◆ Work to do ◆
Among the entries below, find how many lines carry the word "Magnitude" and state only that figure.

◆ Provided records ◆
»»
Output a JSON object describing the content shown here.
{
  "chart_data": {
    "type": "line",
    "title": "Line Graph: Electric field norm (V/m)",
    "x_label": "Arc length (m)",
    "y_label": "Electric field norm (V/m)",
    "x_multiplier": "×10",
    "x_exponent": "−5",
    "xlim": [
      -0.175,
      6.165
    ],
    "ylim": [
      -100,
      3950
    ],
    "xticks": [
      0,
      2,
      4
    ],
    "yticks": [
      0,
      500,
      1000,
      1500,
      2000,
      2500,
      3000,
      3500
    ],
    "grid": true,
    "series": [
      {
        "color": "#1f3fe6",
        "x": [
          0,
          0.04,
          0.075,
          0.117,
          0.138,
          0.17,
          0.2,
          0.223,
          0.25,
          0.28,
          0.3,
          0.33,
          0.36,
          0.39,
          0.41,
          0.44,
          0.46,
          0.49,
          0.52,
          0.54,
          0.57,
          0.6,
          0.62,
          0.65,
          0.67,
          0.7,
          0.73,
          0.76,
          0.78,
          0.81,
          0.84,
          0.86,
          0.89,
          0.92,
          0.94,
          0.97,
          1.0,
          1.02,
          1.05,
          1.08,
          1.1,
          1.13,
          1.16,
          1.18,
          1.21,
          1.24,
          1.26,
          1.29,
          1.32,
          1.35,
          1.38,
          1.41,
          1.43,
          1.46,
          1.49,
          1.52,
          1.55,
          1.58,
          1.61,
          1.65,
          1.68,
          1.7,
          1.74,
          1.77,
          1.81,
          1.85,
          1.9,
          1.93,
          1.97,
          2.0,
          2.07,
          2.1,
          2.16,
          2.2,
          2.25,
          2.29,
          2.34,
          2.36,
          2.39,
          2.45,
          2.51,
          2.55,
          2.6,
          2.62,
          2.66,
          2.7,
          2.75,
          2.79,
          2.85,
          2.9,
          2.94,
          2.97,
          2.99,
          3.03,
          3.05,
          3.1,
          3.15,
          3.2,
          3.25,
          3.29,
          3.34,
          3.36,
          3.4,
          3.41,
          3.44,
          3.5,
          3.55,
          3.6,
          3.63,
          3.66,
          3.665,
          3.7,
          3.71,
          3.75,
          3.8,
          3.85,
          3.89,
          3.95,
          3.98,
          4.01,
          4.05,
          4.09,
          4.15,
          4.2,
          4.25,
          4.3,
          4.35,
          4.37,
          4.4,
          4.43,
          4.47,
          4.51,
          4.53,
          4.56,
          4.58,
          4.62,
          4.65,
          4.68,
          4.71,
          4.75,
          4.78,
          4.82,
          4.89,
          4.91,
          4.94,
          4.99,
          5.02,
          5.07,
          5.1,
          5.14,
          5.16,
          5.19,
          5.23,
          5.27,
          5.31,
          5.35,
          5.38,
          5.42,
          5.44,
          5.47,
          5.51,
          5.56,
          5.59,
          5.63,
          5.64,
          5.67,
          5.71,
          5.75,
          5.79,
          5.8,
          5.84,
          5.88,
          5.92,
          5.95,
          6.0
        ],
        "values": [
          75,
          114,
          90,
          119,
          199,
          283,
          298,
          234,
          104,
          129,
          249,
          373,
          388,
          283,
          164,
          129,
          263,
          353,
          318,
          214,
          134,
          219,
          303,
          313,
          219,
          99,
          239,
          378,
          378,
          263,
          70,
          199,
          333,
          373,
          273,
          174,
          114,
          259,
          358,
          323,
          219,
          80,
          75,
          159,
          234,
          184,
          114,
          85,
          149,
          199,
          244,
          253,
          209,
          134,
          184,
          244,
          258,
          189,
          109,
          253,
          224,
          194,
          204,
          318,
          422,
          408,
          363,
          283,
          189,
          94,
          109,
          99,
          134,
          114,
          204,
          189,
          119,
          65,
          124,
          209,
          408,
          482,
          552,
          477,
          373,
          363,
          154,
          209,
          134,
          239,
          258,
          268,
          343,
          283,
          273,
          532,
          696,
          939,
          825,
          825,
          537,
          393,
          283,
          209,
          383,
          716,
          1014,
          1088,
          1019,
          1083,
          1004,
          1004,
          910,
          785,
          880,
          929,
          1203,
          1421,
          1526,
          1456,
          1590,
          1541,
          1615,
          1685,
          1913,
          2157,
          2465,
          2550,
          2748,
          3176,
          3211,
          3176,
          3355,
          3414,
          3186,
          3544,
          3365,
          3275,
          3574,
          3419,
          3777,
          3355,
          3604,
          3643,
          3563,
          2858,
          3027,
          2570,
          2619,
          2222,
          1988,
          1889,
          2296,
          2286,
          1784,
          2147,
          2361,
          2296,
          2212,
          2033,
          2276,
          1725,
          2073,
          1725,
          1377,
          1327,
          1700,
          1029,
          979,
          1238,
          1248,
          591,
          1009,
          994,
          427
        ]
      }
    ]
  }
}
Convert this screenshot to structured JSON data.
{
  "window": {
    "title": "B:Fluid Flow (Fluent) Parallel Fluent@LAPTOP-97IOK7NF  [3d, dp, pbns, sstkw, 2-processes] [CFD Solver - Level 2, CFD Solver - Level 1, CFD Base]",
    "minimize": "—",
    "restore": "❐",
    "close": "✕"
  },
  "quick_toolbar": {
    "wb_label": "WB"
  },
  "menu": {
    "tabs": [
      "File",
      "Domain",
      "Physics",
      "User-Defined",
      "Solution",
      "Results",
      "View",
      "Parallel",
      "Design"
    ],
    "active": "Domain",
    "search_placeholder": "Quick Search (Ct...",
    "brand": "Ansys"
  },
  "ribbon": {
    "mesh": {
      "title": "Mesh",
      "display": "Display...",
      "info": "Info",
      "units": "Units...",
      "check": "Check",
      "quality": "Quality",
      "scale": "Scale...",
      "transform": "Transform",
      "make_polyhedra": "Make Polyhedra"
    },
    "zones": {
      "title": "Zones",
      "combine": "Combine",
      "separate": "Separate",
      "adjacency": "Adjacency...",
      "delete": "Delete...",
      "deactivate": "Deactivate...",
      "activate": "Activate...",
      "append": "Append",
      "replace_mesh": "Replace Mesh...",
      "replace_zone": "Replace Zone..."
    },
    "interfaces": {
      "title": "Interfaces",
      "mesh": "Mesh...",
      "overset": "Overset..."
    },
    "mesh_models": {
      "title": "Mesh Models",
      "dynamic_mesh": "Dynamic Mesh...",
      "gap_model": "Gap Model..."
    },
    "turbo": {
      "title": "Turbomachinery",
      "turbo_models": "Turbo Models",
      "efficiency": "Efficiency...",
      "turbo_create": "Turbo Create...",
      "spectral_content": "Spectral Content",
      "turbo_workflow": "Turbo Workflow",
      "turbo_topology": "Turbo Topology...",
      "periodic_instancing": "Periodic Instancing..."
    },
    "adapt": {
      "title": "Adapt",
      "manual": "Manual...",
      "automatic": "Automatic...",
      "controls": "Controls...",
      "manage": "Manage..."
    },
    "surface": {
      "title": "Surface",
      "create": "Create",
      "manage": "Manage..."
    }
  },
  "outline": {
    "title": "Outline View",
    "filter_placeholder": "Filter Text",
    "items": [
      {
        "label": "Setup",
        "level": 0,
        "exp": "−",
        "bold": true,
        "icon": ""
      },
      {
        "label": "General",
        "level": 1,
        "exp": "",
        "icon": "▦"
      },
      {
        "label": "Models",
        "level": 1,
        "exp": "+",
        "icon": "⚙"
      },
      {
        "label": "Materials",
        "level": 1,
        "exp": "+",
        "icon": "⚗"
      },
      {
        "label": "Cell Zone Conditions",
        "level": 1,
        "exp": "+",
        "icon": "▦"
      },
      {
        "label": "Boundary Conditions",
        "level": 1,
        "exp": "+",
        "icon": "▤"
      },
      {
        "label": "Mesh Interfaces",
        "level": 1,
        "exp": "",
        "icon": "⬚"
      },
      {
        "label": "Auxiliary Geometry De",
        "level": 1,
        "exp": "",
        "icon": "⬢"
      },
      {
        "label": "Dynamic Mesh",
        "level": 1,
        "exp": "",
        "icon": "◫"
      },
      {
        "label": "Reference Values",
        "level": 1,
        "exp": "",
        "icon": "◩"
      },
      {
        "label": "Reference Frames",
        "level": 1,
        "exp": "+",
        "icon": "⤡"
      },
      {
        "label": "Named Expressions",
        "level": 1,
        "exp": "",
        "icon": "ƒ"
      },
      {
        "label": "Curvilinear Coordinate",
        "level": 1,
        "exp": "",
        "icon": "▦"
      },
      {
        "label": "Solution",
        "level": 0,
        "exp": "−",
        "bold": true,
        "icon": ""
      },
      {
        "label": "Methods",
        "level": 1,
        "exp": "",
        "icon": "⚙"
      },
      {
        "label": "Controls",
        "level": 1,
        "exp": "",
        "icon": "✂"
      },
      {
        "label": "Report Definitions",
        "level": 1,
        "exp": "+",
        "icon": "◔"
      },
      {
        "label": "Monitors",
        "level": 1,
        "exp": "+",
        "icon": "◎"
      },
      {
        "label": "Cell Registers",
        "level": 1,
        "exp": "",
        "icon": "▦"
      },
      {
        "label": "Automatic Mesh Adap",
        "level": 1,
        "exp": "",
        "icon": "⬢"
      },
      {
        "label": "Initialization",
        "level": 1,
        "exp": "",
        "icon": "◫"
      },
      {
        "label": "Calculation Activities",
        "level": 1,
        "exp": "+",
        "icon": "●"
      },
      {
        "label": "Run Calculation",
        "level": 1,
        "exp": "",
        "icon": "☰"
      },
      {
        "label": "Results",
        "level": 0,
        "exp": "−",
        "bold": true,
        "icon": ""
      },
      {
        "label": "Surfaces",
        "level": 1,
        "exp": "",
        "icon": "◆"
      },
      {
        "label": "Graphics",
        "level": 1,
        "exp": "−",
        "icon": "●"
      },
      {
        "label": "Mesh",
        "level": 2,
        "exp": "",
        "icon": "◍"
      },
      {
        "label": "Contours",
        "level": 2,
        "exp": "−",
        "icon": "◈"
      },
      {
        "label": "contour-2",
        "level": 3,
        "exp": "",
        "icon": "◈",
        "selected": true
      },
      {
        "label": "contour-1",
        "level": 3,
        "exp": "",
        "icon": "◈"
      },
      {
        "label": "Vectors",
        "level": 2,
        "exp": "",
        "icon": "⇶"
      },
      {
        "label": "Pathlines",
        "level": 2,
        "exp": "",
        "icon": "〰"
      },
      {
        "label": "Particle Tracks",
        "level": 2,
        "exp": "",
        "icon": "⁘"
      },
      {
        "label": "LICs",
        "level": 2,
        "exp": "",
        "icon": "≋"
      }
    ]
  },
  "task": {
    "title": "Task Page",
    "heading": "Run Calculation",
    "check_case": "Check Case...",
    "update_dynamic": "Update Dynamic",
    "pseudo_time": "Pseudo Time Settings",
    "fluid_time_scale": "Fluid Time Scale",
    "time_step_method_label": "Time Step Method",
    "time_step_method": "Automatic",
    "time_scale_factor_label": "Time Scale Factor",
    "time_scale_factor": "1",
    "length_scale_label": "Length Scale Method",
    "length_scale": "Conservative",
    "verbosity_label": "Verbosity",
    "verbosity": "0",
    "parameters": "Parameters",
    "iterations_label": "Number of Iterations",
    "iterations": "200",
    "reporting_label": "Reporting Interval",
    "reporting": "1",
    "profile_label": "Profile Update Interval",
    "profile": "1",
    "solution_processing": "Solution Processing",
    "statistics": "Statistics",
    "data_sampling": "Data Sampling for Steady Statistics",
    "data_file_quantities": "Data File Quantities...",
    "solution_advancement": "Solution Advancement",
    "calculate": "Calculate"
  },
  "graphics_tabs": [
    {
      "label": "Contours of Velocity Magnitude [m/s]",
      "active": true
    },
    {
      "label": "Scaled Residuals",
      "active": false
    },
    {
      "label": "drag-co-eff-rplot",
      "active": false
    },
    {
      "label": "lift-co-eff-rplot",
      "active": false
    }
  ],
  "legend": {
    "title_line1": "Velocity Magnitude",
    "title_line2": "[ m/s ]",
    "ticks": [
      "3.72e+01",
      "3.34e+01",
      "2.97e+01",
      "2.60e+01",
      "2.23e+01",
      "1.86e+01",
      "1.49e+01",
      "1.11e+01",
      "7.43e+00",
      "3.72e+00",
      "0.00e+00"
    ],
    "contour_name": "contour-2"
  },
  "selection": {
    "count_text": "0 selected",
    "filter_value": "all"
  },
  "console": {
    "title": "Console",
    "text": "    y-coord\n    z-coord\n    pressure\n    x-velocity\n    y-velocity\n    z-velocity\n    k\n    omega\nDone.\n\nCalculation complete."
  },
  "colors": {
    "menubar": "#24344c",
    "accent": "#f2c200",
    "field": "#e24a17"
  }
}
««
◆ In response ◆
2